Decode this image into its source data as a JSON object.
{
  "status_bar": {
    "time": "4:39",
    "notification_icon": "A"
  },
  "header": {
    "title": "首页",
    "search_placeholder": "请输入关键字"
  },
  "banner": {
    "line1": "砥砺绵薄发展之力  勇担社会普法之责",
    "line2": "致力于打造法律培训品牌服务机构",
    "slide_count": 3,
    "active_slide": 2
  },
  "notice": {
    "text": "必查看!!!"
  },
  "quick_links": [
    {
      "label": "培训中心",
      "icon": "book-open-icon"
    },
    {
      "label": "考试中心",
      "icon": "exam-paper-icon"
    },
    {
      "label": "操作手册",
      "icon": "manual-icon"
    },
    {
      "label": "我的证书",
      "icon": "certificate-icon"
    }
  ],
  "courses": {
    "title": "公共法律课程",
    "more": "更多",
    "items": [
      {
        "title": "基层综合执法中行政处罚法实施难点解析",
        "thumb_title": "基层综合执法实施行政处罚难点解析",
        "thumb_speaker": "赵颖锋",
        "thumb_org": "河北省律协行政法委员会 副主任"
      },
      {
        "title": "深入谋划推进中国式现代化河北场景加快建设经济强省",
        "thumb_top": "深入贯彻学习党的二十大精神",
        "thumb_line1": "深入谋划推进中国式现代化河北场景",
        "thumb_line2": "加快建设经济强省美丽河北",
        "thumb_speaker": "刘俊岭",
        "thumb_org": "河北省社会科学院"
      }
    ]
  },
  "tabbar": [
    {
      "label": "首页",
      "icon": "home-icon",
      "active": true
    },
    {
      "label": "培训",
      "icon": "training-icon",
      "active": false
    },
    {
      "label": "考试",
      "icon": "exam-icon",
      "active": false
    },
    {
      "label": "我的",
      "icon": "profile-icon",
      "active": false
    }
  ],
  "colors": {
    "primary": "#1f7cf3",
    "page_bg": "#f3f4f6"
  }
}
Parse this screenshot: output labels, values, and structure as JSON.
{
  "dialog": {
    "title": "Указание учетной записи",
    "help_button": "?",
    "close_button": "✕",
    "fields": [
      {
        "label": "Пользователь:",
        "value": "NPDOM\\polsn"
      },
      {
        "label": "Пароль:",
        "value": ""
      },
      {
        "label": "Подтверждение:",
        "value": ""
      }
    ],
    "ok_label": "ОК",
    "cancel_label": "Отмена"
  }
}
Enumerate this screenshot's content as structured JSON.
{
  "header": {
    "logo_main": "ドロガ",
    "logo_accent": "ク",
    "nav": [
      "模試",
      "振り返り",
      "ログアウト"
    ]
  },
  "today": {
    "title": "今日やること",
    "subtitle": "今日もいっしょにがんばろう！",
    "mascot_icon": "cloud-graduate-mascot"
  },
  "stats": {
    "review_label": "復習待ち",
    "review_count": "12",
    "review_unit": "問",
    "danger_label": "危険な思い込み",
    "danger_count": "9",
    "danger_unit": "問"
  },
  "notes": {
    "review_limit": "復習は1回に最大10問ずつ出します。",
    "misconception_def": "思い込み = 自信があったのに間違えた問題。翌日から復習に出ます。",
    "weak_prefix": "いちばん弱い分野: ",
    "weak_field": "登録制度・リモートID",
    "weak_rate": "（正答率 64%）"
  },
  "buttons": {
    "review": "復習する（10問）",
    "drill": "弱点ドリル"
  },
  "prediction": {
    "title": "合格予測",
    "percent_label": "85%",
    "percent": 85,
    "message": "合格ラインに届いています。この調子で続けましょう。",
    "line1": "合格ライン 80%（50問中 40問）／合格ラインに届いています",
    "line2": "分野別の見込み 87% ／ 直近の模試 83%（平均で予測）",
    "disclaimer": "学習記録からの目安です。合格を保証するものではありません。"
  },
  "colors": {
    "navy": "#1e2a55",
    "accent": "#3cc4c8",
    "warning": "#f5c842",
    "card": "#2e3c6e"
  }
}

Given exercise — The lines above should be duplicated exactly.

Full answer —
Decode this image into its source data as a JSON object.
{
  "status_bar": {
    "time": "4:39",
    "notification_icon": "A"
  },
  "header": {
    "title": "首页",
    "search_placeholder": "请输入关键字"
  },
  "banner": {
    "line1": "砥砺绵薄发展之力  勇担社会普法之责",
    "line2": "致力于打造法律培训品牌服务机构",
    "slide_count": 3,
    "active_slide": 2
  },
  "notice": {
    "text": "必查看!!!"
  },
  "quick_links": [
    {
      "label": "培训中心",
      "icon": "book-open-icon"
    },
    {
      "label": "考试中心",
      "icon": "exam-paper-icon"
    },
    {
      "label": "操作手册",
      "icon": "manual-icon"
    },
    {
      "label": "我的证书",
      "icon": "certificate-icon"
    }
  ],
  "courses": {
    "title": "公共法律课程",
    "more": "更多",
    "items": [
      {
        "title": "基层综合执法中行政处罚法实施难点解析",
        "thumb_title": "基层综合执法实施行政处罚难点解析",
        "thumb_speaker": "赵颖锋",
        "thumb_org": "河北省律协行政法委员会 副主任"
      },
      {
        "title": "深入谋划推进中国式现代化河北场景加快建设经济强省",
        "thumb_top": "深入贯彻学习党的二十大精神",
        "thumb_line1": "深入谋划推进中国式现代化河北场景",
        "thumb_line2": "加快建设经济强省美丽河北",
        "thumb_speaker": "刘俊岭",
        "thumb_org": "河北省社会科学院"
      }
    ]
  },
  "tabbar": [
    {
      "label": "首页",
      "icon": "home-icon",
      "active": true
    },
    {
      "label": "培训",
      "icon": "training-icon",
      "active": false
    },
    {
      "label": "考试",
      "icon": "exam-icon",
      "active": false
    },
    {
      "label": "我的",
      "icon": "profile-icon",
      "active": false
    }
  ],
  "colors": {
    "primary": "#1f7cf3",
    "page_bg": "#f3f4f6"
  }
}
Parse this screenshot: output labels, values, and structure as JSON.
{
  "dialog": {
    "title": "Указание учетной записи",
    "help_button": "?",
    "close_button": "✕",
    "fields": [
      {
        "label": "Пользователь:",
        "value": "NPDOM\\polsn"
      },
      {
        "label": "Пароль:",
        "value": ""
      },
      {
        "label": "Подтверждение:",
        "value": ""
      }
    ],
    "ok_label": "ОК",
    "cancel_label": "Отмена"
  }
}
Enumerate this screenshot's content as structured JSON.
{
  "header": {
    "logo_main": "ドロガ",
    "logo_accent": "ク",
    "nav": [
      "模試",
      "振り返り",
      "ログアウト"
    ]
  },
  "today": {
    "title": "今日やること",
    "subtitle": "今日もいっしょにがんばろう！",
    "mascot_icon": "cloud-graduate-mascot"
  },
  "stats": {
    "review_label": "復習待ち",
    "review_count": "12",
    "review_unit": "問",
    "danger_label": "危険な思い込み",
    "danger_count": "9",
    "danger_unit": "問"
  },
  "notes": {
    "review_limit": "復習は1回に最大10問ずつ出します。",
    "misconception_def": "思い込み = 自信があったのに間違えた問題。翌日から復習に出ます。",
    "weak_prefix": "いちばん弱い分野: ",
    "weak_field": "登録制度・リモートID",
    "weak_rate": "（正答率 64%）"
  },
  "buttons": {
    "review": "復習する（10問）",
    "drill": "弱点ドリル"
  },
  "prediction": {
    "title": "合格予測",
    "percent_label": "85%",
    "percent": 85,
    "message": "合格ラインに届いています。この調子で続けましょう。",
    "line1": "合格ライン 80%（50問中 40問）／合格ラインに届いています",
    "line2": "分野別の見込み 87% ／ 直近の模試 83%（平均で予測）",
    "disclaimer": "学習記録からの目安です。合格を保証するものではありません。"
  },
  "colors": {
    "navy": "#1e2a55",
    "accent": "#3cc4c8",
    "warning": "#f5c842",
    "card": "#2e3c6e"
  }
}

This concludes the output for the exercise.